[Data records]
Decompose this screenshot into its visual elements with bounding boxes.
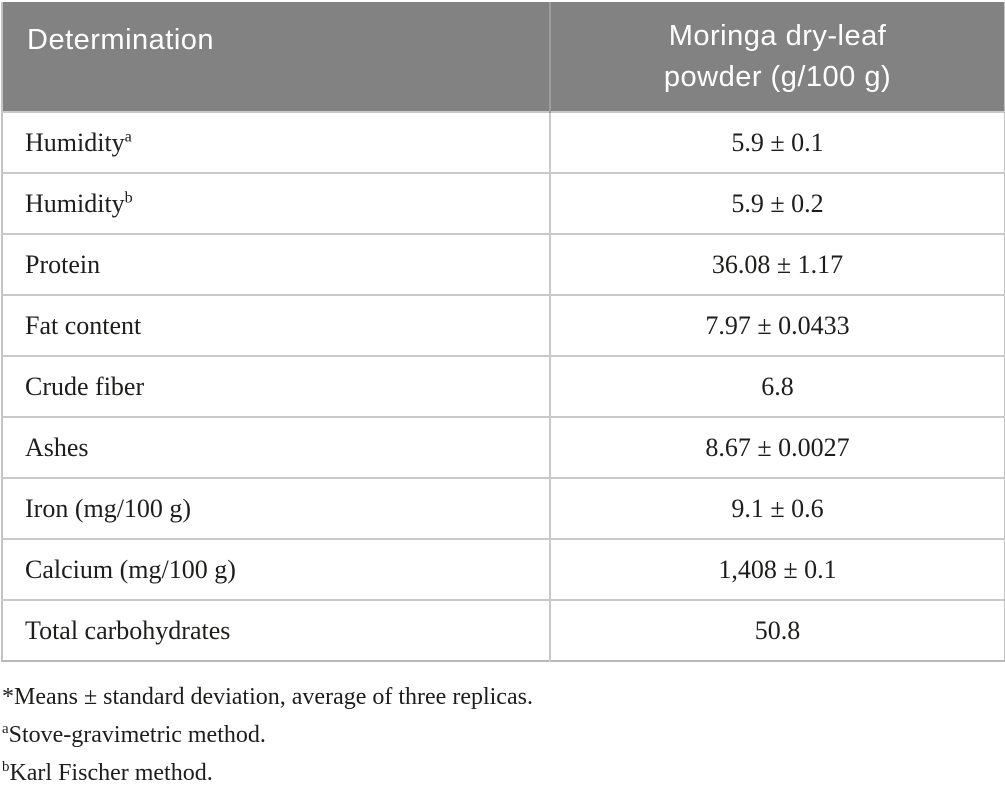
column-header-determination: Determination [2,2,551,112]
row-label: Ashes [2,416,551,478]
footnote-karl-fischer: bKarl Fischer method. [2,754,1002,792]
row-value: 1,408 ± 0.1 [550,538,1005,600]
row-label-text: Iron (mg/100 g) [25,493,192,523]
row-label-text: Calcium (mg/100 g) [25,554,236,584]
row-label: Protein [2,233,551,295]
footnote-means: *Means ± standard deviation, average of … [2,678,1002,716]
footnote-marker: * [2,684,14,710]
row-label: Total carbohydrates [2,599,551,661]
table-row: Iron (mg/100 g) 9.1 ± 0.6 [2,477,1005,539]
row-label: Fat content [2,294,551,356]
row-label-text: Ashes [25,432,89,462]
table-body: Humiditya 5.9 ± 0.1 Humidityb 5.9 ± 0.2 … [2,111,1005,661]
table-row: Fat content 7.97 ± 0.0433 [2,294,1005,356]
row-label: Iron (mg/100 g) [2,477,551,539]
column-header-value: Moringa dry-leaf powder (g/100 g) [550,2,1005,112]
table-row: Crude fiber 6.8 [2,355,1005,417]
row-value: 5.9 ± 0.1 [550,111,1005,173]
row-value: 8.67 ± 0.0027 [550,416,1005,478]
row-label-superscript: b [124,188,133,206]
column-header-value-label: Moringa dry-leaf powder (g/100 g) [663,20,892,93]
table-row: Humidityb 5.9 ± 0.2 [2,172,1005,234]
composition-table-wrap: Determination Moringa dry-leaf powder (g… [1,2,1005,662]
footnote-marker: a [2,721,9,737]
row-label: Humiditya [2,111,551,173]
row-label-text: Total carbohydrates [25,615,231,645]
row-value: 6.8 [550,355,1005,417]
footnote-text: Means ± standard deviation, average of t… [14,684,533,710]
row-label-superscript: a [124,127,132,145]
footnote-marker: b [2,759,10,775]
row-label-text: Humidity [25,188,125,218]
table-row: Calcium (mg/100 g) 1,408 ± 0.1 [2,538,1005,600]
row-label-text: Humidity [25,127,125,157]
footnote-text: Stove-gravimetric method. [8,722,266,748]
table-row: Ashes 8.67 ± 0.0027 [2,416,1005,478]
table-header: Determination Moringa dry-leaf powder (g… [2,2,1005,112]
table-row: Protein 36.08 ± 1.17 [2,233,1005,295]
row-label: Humidityb [2,172,551,234]
table-row: Humiditya 5.9 ± 0.1 [2,111,1005,173]
footnote-stove-gravimetric: aStove-gravimetric method. [2,716,1002,754]
row-label: Crude fiber [2,355,551,417]
table-footnotes: *Means ± standard deviation, average of … [2,678,1002,792]
row-label: Calcium (mg/100 g) [2,538,551,600]
table-row: Total carbohydrates 50.8 [2,599,1005,661]
row-label-text: Protein [25,249,101,279]
row-value: 50.8 [550,599,1005,661]
row-value: 9.1 ± 0.6 [550,477,1005,539]
footnote-text: Karl Fischer method. [9,760,213,786]
row-label-text: Crude fiber [25,371,145,401]
row-value: 5.9 ± 0.2 [550,172,1005,234]
row-label-text: Fat content [25,310,142,340]
row-value: 36.08 ± 1.17 [550,233,1005,295]
row-value: 7.97 ± 0.0433 [550,294,1005,356]
composition-table: Determination Moringa dry-leaf powder (g… [1,2,1005,662]
header-row: Determination Moringa dry-leaf powder (g… [2,2,1005,112]
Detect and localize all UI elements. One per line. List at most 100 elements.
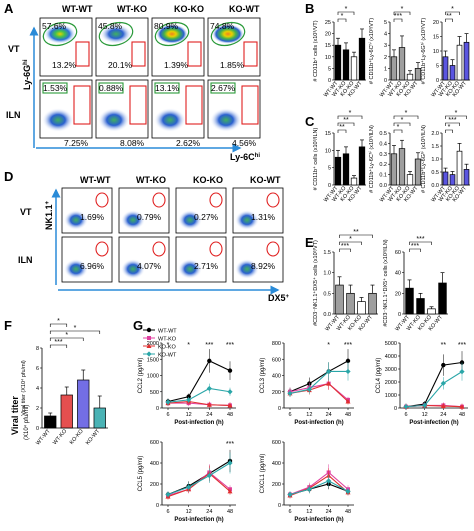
significance-bracket xyxy=(393,129,403,133)
flow-value: 0.27% xyxy=(194,212,219,222)
flow-gate-rect-green xyxy=(42,82,68,94)
bar xyxy=(406,174,414,186)
data-point xyxy=(345,358,351,364)
y-tick-label: 600 xyxy=(272,440,281,446)
significance-label: *** xyxy=(54,339,62,346)
flow-gate-rect-green xyxy=(154,82,180,94)
bar xyxy=(44,415,57,429)
y-tick-label: 2000 xyxy=(385,380,397,386)
line-chart-g-ccl5: 0 200 400 600 6 12 24 48 *** CCL5 (pg/ml) Post-inf… xyxy=(138,440,236,523)
data-point xyxy=(440,380,446,386)
significance-label: * xyxy=(405,110,408,117)
significance-label: * xyxy=(327,342,330,349)
x-tick-label: 48 xyxy=(345,509,351,515)
panel-f-letter: F xyxy=(4,318,12,333)
y-tick-label: 0.5 xyxy=(323,291,331,297)
significance-bracket xyxy=(445,11,460,15)
legend-label: KO-KO xyxy=(158,345,176,351)
data-point xyxy=(403,404,409,410)
bar xyxy=(463,169,470,186)
y-tick-label: 0.0 xyxy=(323,312,331,318)
x-tick-label: 6 xyxy=(166,509,169,515)
data-point xyxy=(345,368,351,375)
panel-g-letter: G xyxy=(133,318,143,333)
flow-gate-rect xyxy=(75,41,90,67)
flow-top-value: 45.8% xyxy=(98,21,123,31)
flow-bottom-value: 7.25% xyxy=(64,138,89,148)
significance-label: *** xyxy=(411,243,419,250)
significance-label: ** xyxy=(343,117,349,124)
data-point xyxy=(227,402,233,408)
significance-label: * xyxy=(451,6,454,13)
bar xyxy=(442,56,449,81)
significance-label: ** xyxy=(446,13,452,20)
flow-gate-ellipse xyxy=(42,21,78,47)
y-tick-label: 4000 xyxy=(385,354,397,360)
data-point xyxy=(440,403,446,409)
significance-label: *** xyxy=(226,342,234,349)
y-axis-label: # CD11b⁺ cells (x10³/ILN) xyxy=(312,127,319,190)
bar xyxy=(406,73,414,81)
y-axis-label: CCL2 (pg/ml) xyxy=(138,358,144,394)
flow-density xyxy=(178,259,202,279)
y-tick-label: 0 xyxy=(156,503,159,509)
data-point xyxy=(326,368,332,375)
series-line xyxy=(167,472,231,498)
significance-bracket xyxy=(337,11,355,15)
data-point xyxy=(287,491,293,498)
data-point xyxy=(459,369,465,375)
bar xyxy=(342,153,350,186)
flow-gate-circle xyxy=(266,241,280,257)
y-axis-label: CCL4 (pg/ml) xyxy=(376,358,382,394)
panel-d-col-3: KO-KO xyxy=(193,175,223,185)
legend-label: WT-KO xyxy=(158,337,177,343)
panel-d-letter: D xyxy=(4,169,13,184)
x-tick-label: 12 xyxy=(186,509,192,515)
flow-gate-rect xyxy=(187,41,202,67)
significance-bracket xyxy=(445,18,453,22)
x-tick-label: 48 xyxy=(345,412,351,418)
x-tick-label: 24 xyxy=(206,509,212,515)
y-tick-label: 10 xyxy=(325,148,331,154)
flow-value: 0.79% xyxy=(137,212,162,222)
data-point xyxy=(227,389,233,395)
flow-density xyxy=(98,108,130,132)
flow-value: 4.07% xyxy=(137,261,162,271)
flow-gate-circle xyxy=(152,241,166,257)
x-tick-label: 24 xyxy=(206,412,212,418)
flow-bottom-value: 13.2% xyxy=(52,60,77,70)
series-line xyxy=(289,360,349,393)
y-tick-label: 0 xyxy=(278,503,281,509)
y-tick-label: 0 xyxy=(328,183,331,189)
y-tick-label: 60 xyxy=(395,250,401,256)
bar xyxy=(368,292,377,315)
significance-label: * xyxy=(349,110,352,117)
significance-label: * xyxy=(57,318,60,325)
flow-gate-rect xyxy=(129,85,147,125)
flow-bottom-value: 2.62% xyxy=(176,138,201,148)
x-axis-label: Post-infection (h) xyxy=(409,420,458,426)
flow-density xyxy=(154,108,186,132)
bar xyxy=(449,174,456,186)
bar xyxy=(463,41,470,81)
significance-bracket xyxy=(339,248,351,252)
panel-d-yaxis: NK1.1+ xyxy=(44,200,54,230)
series-line xyxy=(289,471,349,496)
significance-bracket xyxy=(339,234,373,238)
y-tick-label: 5000 xyxy=(385,341,397,347)
y-tick-label: 1 xyxy=(384,66,387,72)
bar xyxy=(438,282,447,315)
y-tick-label: 800 xyxy=(272,341,281,347)
flow-value: 8.92% xyxy=(251,261,276,271)
y-tick-label: 4 xyxy=(36,386,39,392)
x-tick-label: KO-WT xyxy=(85,428,102,446)
x-axis-label: Post-infection (h) xyxy=(294,420,343,426)
flow-gate-rect-green xyxy=(98,82,124,94)
bar xyxy=(350,177,358,186)
significance-label: *** xyxy=(448,117,456,124)
panel-f-ylabel: Viral titer xyxy=(10,396,20,435)
significance-bracket xyxy=(393,115,419,119)
y-tick-label: 0 xyxy=(328,78,331,84)
y-axis-label: #CD3⁻NK1.1⁺DX5⁺ cells (x10³/ILN) xyxy=(382,239,389,326)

Work task –
Looking at the entries, how many lines contain the string "Determination"? The answer is that number alone.

Exercise answer –
5